(Dataset items)
※ ※ ※

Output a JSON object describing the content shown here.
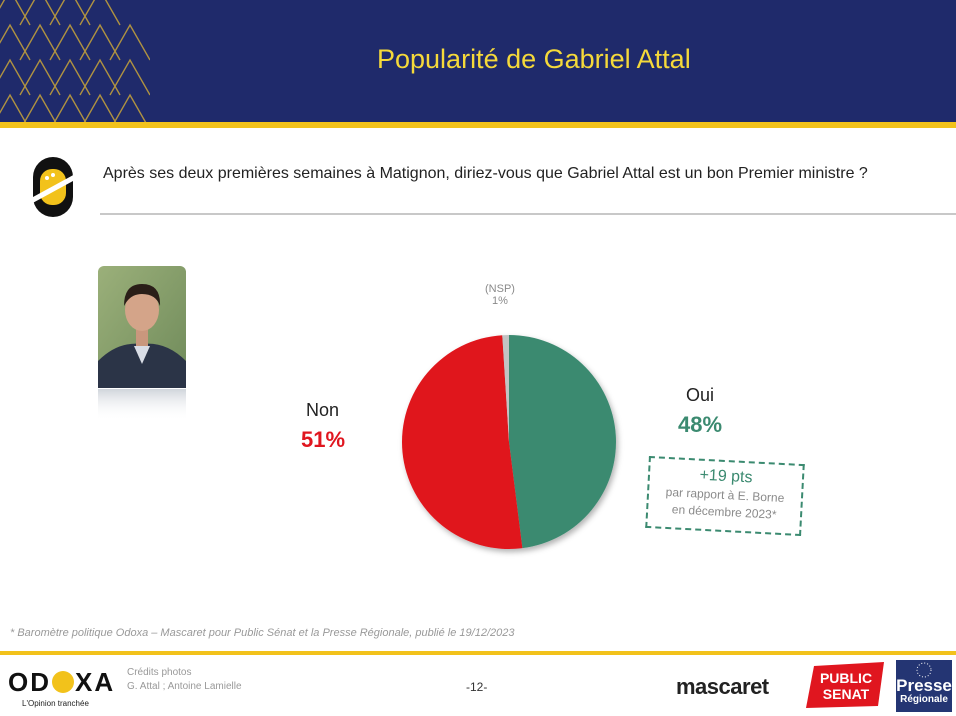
{
  "header": {
    "title": "Popularité de Gabriel Attal"
  },
  "question": {
    "text": "Après ses deux premières semaines à Matignon, diriez-vous que Gabriel Attal est un bon Premier ministre ?"
  },
  "chart_data": {
    "type": "pie",
    "slices": [
      {
        "label": "Oui",
        "value": 48,
        "display": "48%",
        "color": "#3b8a70"
      },
      {
        "label": "Non",
        "value": 51,
        "display": "51%",
        "color": "#e0161f"
      },
      {
        "label": "(NSP)",
        "value": 1,
        "display": "1%",
        "color": "#c3c3c3"
      }
    ],
    "annotation": {
      "main": "+19 pts",
      "sub_line1": "par rapport à E. Borne",
      "sub_line2": "en décembre 2023*"
    }
  },
  "footnote": "* Baromètre politique Odoxa – Mascaret pour Public Sénat et la Presse Régionale, publié le 19/12/2023",
  "footer": {
    "brand": "ODOXA",
    "brand_part1": "OD",
    "brand_part2": "XA",
    "tagline": "L'Opinion tranchée",
    "credits_title": "Crédits photos",
    "credits_text": "G. Attal ;  Antoine Lamielle",
    "page_number": "-12-",
    "partner1": "mascaret",
    "partner2_line1": "PUBLIC",
    "partner2_line2": "SENAT",
    "partner3_line1": "Presse",
    "partner3_line2": "Régionale"
  },
  "colors": {
    "navy": "#1f2a6b",
    "yellow": "#f2c21b",
    "title_yellow": "#f5d93a",
    "oui": "#3b8a70",
    "non": "#e0161f"
  }
}
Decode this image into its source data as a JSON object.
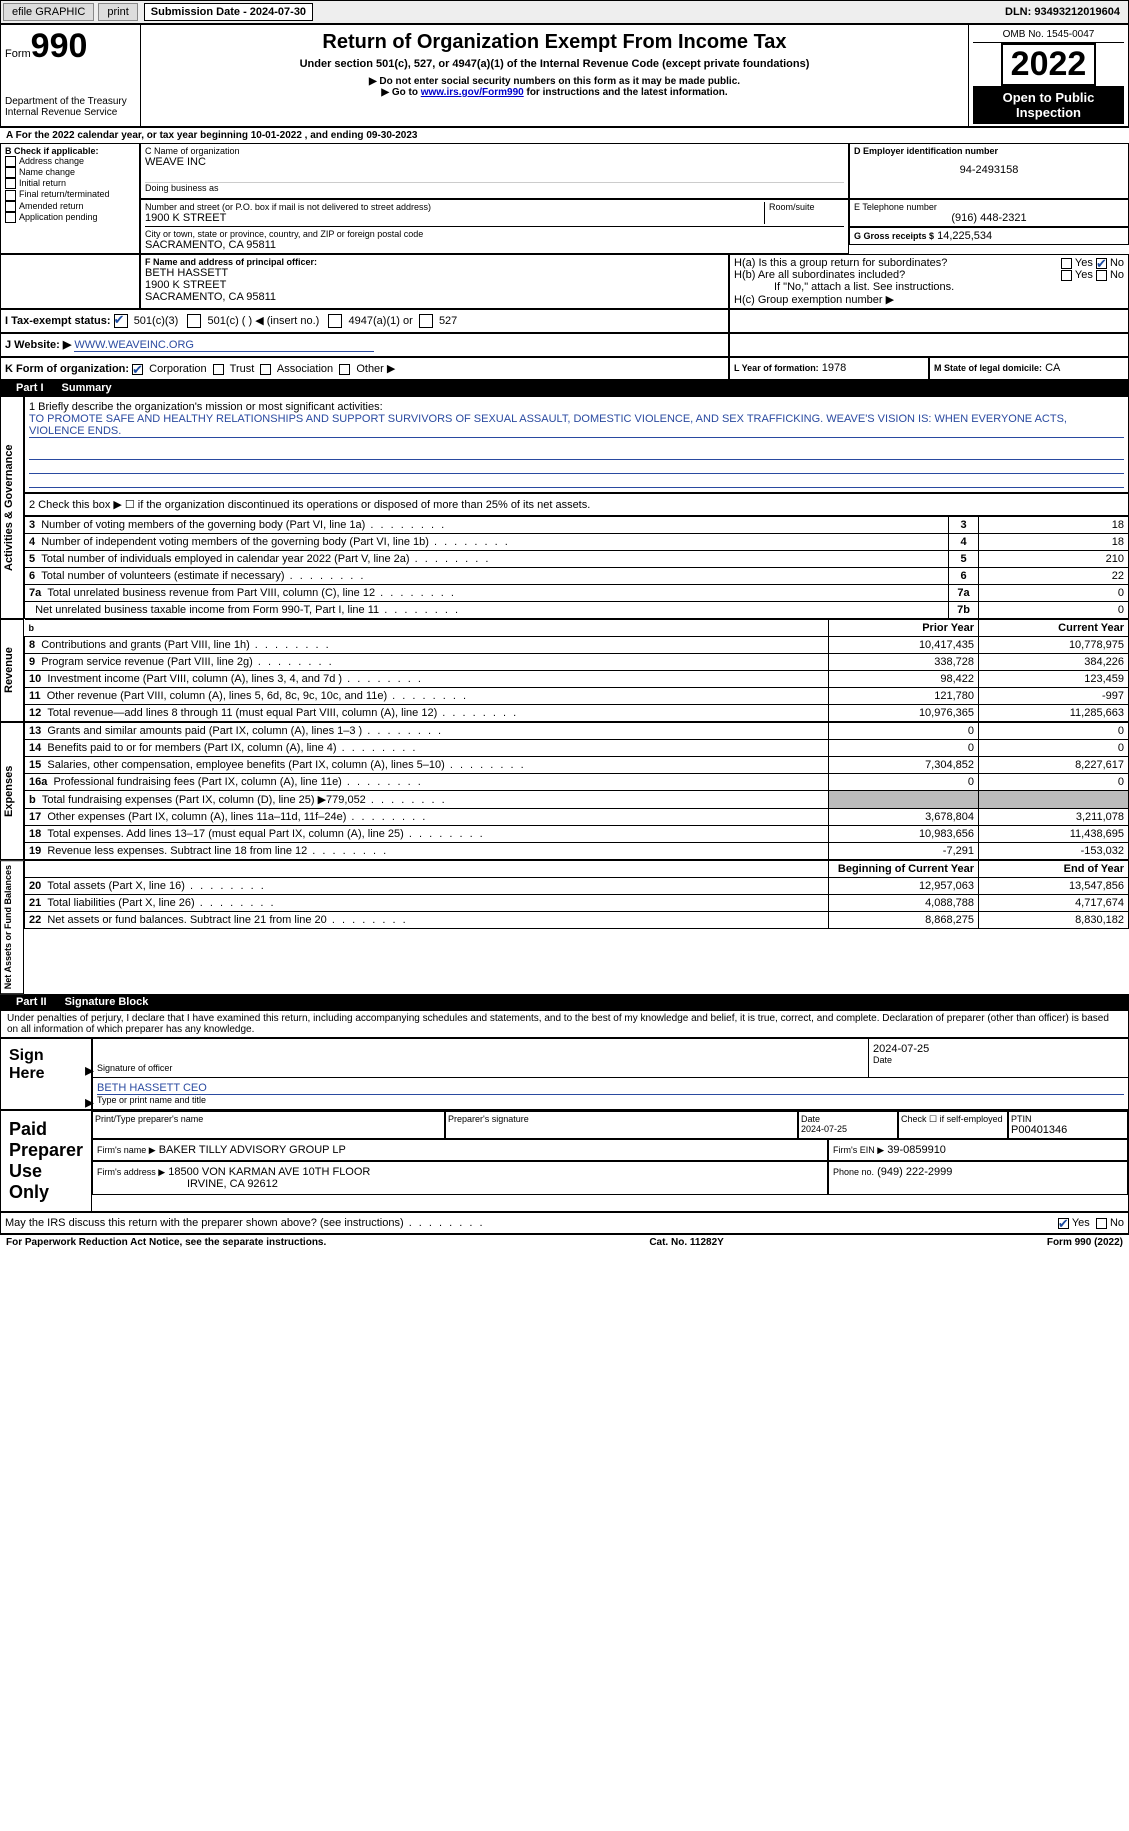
{
  "topbar": {
    "efile": "efile GRAPHIC",
    "print": "print",
    "subdate_label": "Submission Date - 2024-07-30",
    "dln": "DLN: 93493212019604"
  },
  "header": {
    "form_label": "Form",
    "form_no": "990",
    "dept": "Department of the Treasury",
    "irs": "Internal Revenue Service",
    "title": "Return of Organization Exempt From Income Tax",
    "sub1": "Under section 501(c), 527, or 4947(a)(1) of the Internal Revenue Code (except private foundations)",
    "sub2": "▶ Do not enter social security numbers on this form as it may be made public.",
    "sub3_pre": "▶ Go to ",
    "sub3_link": "www.irs.gov/Form990",
    "sub3_post": " for instructions and the latest information.",
    "omb": "OMB No. 1545-0047",
    "year": "2022",
    "open": "Open to Public Inspection"
  },
  "lineA": "A For the 2022 calendar year, or tax year beginning 10-01-2022   , and ending 09-30-2023",
  "boxB": {
    "title": "B Check if applicable:",
    "opts": [
      "Address change",
      "Name change",
      "Initial return",
      "Final return/terminated",
      "Amended return",
      "Application pending"
    ]
  },
  "boxC": {
    "label": "C Name of organization",
    "name": "WEAVE INC",
    "dba": "Doing business as",
    "addr_label": "Number and street (or P.O. box if mail is not delivered to street address)",
    "room": "Room/suite",
    "addr": "1900 K STREET",
    "city_label": "City or town, state or province, country, and ZIP or foreign postal code",
    "city": "SACRAMENTO, CA  95811"
  },
  "boxD": {
    "label": "D Employer identification number",
    "val": "94-2493158"
  },
  "boxE": {
    "label": "E Telephone number",
    "val": "(916) 448-2321"
  },
  "boxG": {
    "label": "G Gross receipts $",
    "val": "14,225,534"
  },
  "boxF": {
    "label": "F Name and address of principal officer:",
    "name": "BETH HASSETT",
    "addr": "1900 K STREET",
    "city": "SACRAMENTO, CA  95811"
  },
  "boxH": {
    "a": "H(a)  Is this a group return for subordinates?",
    "b": "H(b)  Are all subordinates included?",
    "note": "If \"No,\" attach a list. See instructions.",
    "c": "H(c)  Group exemption number ▶",
    "yes": "Yes",
    "no": "No"
  },
  "boxI": {
    "label": "I   Tax-exempt status:",
    "o1": "501(c)(3)",
    "o2": "501(c) (  ) ◀ (insert no.)",
    "o3": "4947(a)(1) or",
    "o4": "527"
  },
  "boxJ": {
    "label": "J   Website: ▶",
    "val": "WWW.WEAVEINC.ORG"
  },
  "boxK": {
    "label": "K Form of organization:",
    "opts": [
      "Corporation",
      "Trust",
      "Association",
      "Other ▶"
    ]
  },
  "boxL": {
    "label": "L Year of formation:",
    "val": "1978"
  },
  "boxM": {
    "label": "M State of legal domicile:",
    "val": "CA"
  },
  "part1": {
    "tag": "Part I",
    "title": "Summary"
  },
  "summary": {
    "l1_label": "1  Briefly describe the organization's mission or most significant activities:",
    "l1_text": "TO PROMOTE SAFE AND HEALTHY RELATIONSHIPS AND SUPPORT SURVIVORS OF SEXUAL ASSAULT, DOMESTIC VIOLENCE, AND SEX TRAFFICKING. WEAVE'S VISION IS: WHEN EVERYONE ACTS, VIOLENCE ENDS.",
    "l2": "2   Check this box ▶ ☐  if the organization discontinued its operations or disposed of more than 25% of its net assets.",
    "rows_ag": [
      {
        "n": "3",
        "t": "Number of voting members of the governing body (Part VI, line 1a)",
        "box": "3",
        "v": "18"
      },
      {
        "n": "4",
        "t": "Number of independent voting members of the governing body (Part VI, line 1b)",
        "box": "4",
        "v": "18"
      },
      {
        "n": "5",
        "t": "Total number of individuals employed in calendar year 2022 (Part V, line 2a)",
        "box": "5",
        "v": "210"
      },
      {
        "n": "6",
        "t": "Total number of volunteers (estimate if necessary)",
        "box": "6",
        "v": "22"
      },
      {
        "n": "7a",
        "t": "Total unrelated business revenue from Part VIII, column (C), line 12",
        "box": "7a",
        "v": "0"
      },
      {
        "n": "",
        "t": "Net unrelated business taxable income from Form 990-T, Part I, line 11",
        "box": "7b",
        "v": "0"
      }
    ],
    "col_py": "Prior Year",
    "col_cy": "Current Year",
    "rev_rows": [
      {
        "n": "8",
        "t": "Contributions and grants (Part VIII, line 1h)",
        "py": "10,417,435",
        "cy": "10,778,975"
      },
      {
        "n": "9",
        "t": "Program service revenue (Part VIII, line 2g)",
        "py": "338,728",
        "cy": "384,226"
      },
      {
        "n": "10",
        "t": "Investment income (Part VIII, column (A), lines 3, 4, and 7d )",
        "py": "98,422",
        "cy": "123,459"
      },
      {
        "n": "11",
        "t": "Other revenue (Part VIII, column (A), lines 5, 6d, 8c, 9c, 10c, and 11e)",
        "py": "121,780",
        "cy": "-997"
      },
      {
        "n": "12",
        "t": "Total revenue—add lines 8 through 11 (must equal Part VIII, column (A), line 12)",
        "py": "10,976,365",
        "cy": "11,285,663"
      }
    ],
    "exp_rows": [
      {
        "n": "13",
        "t": "Grants and similar amounts paid (Part IX, column (A), lines 1–3 )",
        "py": "0",
        "cy": "0"
      },
      {
        "n": "14",
        "t": "Benefits paid to or for members (Part IX, column (A), line 4)",
        "py": "0",
        "cy": "0"
      },
      {
        "n": "15",
        "t": "Salaries, other compensation, employee benefits (Part IX, column (A), lines 5–10)",
        "py": "7,304,852",
        "cy": "8,227,617"
      },
      {
        "n": "16a",
        "t": "Professional fundraising fees (Part IX, column (A), line 11e)",
        "py": "0",
        "cy": "0"
      },
      {
        "n": "b",
        "t": "Total fundraising expenses (Part IX, column (D), line 25) ▶779,052",
        "py": "gray",
        "cy": "gray"
      },
      {
        "n": "17",
        "t": "Other expenses (Part IX, column (A), lines 11a–11d, 11f–24e)",
        "py": "3,678,804",
        "cy": "3,211,078"
      },
      {
        "n": "18",
        "t": "Total expenses. Add lines 13–17 (must equal Part IX, column (A), line 25)",
        "py": "10,983,656",
        "cy": "11,438,695"
      },
      {
        "n": "19",
        "t": "Revenue less expenses. Subtract line 18 from line 12",
        "py": "-7,291",
        "cy": "-153,032"
      }
    ],
    "col_boy": "Beginning of Current Year",
    "col_eoy": "End of Year",
    "na_rows": [
      {
        "n": "20",
        "t": "Total assets (Part X, line 16)",
        "py": "12,957,063",
        "cy": "13,547,856"
      },
      {
        "n": "21",
        "t": "Total liabilities (Part X, line 26)",
        "py": "4,088,788",
        "cy": "4,717,674"
      },
      {
        "n": "22",
        "t": "Net assets or fund balances. Subtract line 21 from line 20",
        "py": "8,868,275",
        "cy": "8,830,182"
      }
    ],
    "vlabels": {
      "ag": "Activities & Governance",
      "rev": "Revenue",
      "exp": "Expenses",
      "na": "Net Assets or Fund Balances"
    }
  },
  "part2": {
    "tag": "Part II",
    "title": "Signature Block"
  },
  "sig": {
    "decl": "Under penalties of perjury, I declare that I have examined this return, including accompanying schedules and statements, and to the best of my knowledge and belief, it is true, correct, and complete. Declaration of preparer (other than officer) is based on all information of which preparer has any knowledge.",
    "sign_here": "Sign Here",
    "sig_officer": "Signature of officer",
    "sig_date": "2024-07-25",
    "date_lbl": "Date",
    "name_title": "BETH HASSETT CEO",
    "name_lbl": "Type or print name and title",
    "paid": "Paid Preparer Use Only",
    "prep_name_lbl": "Print/Type preparer's name",
    "prep_sig_lbl": "Preparer's signature",
    "prep_date_lbl": "Date",
    "prep_date": "2024-07-25",
    "check_self": "Check ☐ if self-employed",
    "ptin_lbl": "PTIN",
    "ptin": "P00401346",
    "firm_name_lbl": "Firm's name   ▶",
    "firm_name": "BAKER TILLY ADVISORY GROUP LP",
    "firm_ein_lbl": "Firm's EIN ▶",
    "firm_ein": "39-0859910",
    "firm_addr_lbl": "Firm's address ▶",
    "firm_addr": "18500 VON KARMAN AVE 10TH FLOOR",
    "firm_city": "IRVINE, CA  92612",
    "phone_lbl": "Phone no.",
    "phone": "(949) 222-2999",
    "discuss": "May the IRS discuss this return with the preparer shown above? (see instructions)",
    "yes": "Yes",
    "no": "No"
  },
  "footer": {
    "l": "For Paperwork Reduction Act Notice, see the separate instructions.",
    "c": "Cat. No. 11282Y",
    "r": "Form 990 (2022)"
  }
}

※ ※ ※

# What you are asked to do
Filter the records down to the lines that contain the string "shown", and copy those lines.

# Solution to the problem
Output a JSON object describing the content shown here.
    "discuss": "May the IRS discuss this return with the preparer shown above? (see instructions)",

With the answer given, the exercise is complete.